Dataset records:
————
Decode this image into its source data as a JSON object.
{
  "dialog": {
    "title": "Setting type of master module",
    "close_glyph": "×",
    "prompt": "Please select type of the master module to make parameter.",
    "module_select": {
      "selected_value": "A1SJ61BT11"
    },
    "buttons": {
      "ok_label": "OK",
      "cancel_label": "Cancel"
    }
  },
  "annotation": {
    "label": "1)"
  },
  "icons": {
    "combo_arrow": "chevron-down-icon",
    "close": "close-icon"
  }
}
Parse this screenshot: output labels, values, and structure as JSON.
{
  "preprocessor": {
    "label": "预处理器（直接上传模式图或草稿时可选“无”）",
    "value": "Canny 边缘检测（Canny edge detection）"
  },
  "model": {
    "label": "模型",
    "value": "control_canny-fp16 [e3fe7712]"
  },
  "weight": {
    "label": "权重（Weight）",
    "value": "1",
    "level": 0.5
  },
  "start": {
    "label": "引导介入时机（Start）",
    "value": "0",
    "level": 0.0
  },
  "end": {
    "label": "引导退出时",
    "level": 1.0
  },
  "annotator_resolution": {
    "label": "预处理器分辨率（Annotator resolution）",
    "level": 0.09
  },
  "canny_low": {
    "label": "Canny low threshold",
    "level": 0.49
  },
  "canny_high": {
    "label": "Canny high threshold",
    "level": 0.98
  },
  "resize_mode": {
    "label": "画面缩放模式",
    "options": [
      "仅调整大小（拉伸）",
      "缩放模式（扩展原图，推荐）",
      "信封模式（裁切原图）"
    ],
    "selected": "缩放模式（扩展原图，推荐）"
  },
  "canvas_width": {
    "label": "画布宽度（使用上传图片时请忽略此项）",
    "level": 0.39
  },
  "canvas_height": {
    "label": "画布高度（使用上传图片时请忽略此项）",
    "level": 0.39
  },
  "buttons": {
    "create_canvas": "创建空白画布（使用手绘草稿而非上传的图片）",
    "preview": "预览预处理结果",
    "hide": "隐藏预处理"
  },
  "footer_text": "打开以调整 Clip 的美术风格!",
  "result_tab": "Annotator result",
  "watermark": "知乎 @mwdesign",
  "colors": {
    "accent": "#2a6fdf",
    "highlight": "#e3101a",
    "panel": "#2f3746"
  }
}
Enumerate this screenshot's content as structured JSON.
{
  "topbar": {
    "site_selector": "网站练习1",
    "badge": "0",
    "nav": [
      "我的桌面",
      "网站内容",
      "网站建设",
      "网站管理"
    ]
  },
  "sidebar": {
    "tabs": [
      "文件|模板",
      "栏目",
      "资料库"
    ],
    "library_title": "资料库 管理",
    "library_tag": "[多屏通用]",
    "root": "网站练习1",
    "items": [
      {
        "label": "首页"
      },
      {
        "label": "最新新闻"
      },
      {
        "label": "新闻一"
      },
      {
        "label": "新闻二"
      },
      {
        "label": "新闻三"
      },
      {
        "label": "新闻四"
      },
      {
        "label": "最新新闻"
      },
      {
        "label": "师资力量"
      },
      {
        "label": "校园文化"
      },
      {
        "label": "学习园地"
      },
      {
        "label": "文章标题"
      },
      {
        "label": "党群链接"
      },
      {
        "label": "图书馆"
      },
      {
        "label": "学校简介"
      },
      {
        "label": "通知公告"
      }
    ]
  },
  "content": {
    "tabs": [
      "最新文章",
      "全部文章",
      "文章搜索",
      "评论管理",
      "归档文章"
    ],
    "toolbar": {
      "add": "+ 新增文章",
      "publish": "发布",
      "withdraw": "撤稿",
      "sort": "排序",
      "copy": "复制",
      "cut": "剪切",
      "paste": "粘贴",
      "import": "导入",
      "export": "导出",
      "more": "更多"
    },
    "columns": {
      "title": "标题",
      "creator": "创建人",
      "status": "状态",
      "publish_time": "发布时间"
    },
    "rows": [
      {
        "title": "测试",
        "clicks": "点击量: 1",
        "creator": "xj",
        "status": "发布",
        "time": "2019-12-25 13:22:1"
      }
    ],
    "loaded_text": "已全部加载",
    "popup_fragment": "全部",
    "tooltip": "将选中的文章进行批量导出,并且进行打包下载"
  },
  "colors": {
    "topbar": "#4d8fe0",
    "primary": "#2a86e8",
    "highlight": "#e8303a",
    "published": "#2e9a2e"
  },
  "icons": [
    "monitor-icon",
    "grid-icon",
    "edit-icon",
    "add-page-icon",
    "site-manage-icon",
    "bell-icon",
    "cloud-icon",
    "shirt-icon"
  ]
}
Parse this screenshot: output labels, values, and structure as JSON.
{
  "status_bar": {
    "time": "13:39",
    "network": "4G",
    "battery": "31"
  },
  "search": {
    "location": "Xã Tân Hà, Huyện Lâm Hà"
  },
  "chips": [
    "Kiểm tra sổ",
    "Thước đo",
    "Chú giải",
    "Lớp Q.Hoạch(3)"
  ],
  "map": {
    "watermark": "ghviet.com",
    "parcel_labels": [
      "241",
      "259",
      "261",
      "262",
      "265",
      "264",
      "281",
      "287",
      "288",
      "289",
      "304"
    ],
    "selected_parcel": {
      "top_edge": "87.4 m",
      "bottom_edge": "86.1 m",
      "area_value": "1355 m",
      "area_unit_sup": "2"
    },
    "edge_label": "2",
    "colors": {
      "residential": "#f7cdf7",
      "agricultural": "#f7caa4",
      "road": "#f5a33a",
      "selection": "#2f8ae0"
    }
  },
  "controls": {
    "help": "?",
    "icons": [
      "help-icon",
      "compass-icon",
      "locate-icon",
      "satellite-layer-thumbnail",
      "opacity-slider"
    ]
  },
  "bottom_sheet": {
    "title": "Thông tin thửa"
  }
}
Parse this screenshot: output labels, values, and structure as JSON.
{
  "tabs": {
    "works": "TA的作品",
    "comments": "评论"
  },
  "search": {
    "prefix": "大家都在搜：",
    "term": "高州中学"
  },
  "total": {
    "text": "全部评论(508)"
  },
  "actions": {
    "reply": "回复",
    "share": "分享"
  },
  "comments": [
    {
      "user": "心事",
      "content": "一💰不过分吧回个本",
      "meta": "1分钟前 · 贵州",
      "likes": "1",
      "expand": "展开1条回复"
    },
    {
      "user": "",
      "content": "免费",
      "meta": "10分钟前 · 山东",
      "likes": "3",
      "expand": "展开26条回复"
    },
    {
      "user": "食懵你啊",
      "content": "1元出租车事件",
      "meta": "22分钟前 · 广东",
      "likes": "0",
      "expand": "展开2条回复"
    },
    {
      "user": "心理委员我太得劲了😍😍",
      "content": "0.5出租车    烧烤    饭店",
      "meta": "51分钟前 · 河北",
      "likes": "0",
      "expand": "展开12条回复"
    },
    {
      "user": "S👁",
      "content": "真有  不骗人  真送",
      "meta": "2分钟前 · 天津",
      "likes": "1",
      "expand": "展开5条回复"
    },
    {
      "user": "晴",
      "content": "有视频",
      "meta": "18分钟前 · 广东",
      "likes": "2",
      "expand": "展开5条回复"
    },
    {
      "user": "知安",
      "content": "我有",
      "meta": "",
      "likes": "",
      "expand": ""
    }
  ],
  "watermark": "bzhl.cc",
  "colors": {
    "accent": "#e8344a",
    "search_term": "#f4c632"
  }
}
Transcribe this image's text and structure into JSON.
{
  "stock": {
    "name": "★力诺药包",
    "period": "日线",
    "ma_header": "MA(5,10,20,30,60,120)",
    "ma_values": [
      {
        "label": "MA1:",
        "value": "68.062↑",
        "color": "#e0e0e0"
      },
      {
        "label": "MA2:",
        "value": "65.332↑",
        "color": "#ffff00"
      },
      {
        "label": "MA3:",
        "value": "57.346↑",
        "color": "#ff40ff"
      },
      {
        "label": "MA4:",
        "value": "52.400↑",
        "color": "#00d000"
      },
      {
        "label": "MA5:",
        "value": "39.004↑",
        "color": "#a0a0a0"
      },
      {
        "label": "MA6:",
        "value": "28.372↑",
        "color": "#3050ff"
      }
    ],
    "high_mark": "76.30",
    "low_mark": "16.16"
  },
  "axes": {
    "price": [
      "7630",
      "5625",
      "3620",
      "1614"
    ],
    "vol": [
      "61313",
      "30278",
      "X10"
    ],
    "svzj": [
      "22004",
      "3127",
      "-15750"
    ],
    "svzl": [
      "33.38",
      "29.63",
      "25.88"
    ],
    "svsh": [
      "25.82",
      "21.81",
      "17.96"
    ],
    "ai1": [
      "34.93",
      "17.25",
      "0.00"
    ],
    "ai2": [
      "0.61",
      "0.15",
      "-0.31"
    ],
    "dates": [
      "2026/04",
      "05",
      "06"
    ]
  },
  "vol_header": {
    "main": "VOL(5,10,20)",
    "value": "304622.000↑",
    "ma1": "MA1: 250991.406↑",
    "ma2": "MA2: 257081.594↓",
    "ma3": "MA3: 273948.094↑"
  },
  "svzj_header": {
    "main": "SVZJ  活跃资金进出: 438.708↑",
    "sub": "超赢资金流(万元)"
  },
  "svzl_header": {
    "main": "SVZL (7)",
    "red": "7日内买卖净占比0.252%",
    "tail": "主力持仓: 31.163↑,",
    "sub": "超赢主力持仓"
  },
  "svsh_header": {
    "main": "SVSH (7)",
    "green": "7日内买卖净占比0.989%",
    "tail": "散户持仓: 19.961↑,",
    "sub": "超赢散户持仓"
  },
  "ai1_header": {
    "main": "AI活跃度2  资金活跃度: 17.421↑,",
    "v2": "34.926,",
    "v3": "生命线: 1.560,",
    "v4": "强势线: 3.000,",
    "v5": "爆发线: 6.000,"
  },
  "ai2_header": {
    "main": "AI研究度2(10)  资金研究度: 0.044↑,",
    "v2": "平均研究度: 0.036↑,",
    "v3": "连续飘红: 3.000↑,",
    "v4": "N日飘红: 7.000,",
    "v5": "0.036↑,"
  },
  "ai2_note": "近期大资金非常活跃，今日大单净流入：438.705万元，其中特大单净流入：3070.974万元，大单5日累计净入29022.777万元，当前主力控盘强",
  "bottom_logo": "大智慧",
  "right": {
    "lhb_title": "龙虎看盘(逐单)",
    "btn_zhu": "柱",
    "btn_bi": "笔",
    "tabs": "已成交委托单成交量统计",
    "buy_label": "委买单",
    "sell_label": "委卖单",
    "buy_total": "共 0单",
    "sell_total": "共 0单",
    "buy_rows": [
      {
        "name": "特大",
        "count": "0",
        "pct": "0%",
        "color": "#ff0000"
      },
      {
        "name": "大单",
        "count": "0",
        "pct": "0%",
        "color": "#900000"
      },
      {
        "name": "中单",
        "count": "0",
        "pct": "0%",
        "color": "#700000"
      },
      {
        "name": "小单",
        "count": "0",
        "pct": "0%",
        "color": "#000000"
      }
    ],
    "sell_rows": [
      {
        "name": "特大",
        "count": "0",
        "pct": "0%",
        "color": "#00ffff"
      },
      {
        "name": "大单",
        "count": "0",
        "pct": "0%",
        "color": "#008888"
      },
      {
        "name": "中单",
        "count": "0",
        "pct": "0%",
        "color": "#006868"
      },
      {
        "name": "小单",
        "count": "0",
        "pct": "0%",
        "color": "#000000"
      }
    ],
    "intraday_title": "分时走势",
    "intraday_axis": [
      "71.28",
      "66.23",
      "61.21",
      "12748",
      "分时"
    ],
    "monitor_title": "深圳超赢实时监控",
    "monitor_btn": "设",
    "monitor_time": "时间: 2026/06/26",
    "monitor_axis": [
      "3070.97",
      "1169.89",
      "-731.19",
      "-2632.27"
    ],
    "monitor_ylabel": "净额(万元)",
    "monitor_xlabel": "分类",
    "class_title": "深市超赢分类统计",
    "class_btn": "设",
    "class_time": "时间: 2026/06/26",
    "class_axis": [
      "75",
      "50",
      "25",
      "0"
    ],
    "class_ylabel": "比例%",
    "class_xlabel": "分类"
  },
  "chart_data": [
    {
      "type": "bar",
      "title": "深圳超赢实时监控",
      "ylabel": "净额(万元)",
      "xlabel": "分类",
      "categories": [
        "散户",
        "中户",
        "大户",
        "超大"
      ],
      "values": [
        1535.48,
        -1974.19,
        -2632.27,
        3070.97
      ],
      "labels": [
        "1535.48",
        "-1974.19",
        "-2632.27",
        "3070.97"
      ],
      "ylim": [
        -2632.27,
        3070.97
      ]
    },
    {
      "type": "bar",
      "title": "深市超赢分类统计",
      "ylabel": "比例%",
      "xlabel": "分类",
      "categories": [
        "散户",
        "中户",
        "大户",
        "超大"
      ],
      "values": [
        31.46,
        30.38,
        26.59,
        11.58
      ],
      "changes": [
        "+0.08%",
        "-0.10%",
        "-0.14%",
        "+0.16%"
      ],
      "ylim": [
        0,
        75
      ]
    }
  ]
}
————
Pull out every line of the records that includes the string "into".

Decode this image into its source data as a JSON object.
Transcribe this image's text and structure into JSON.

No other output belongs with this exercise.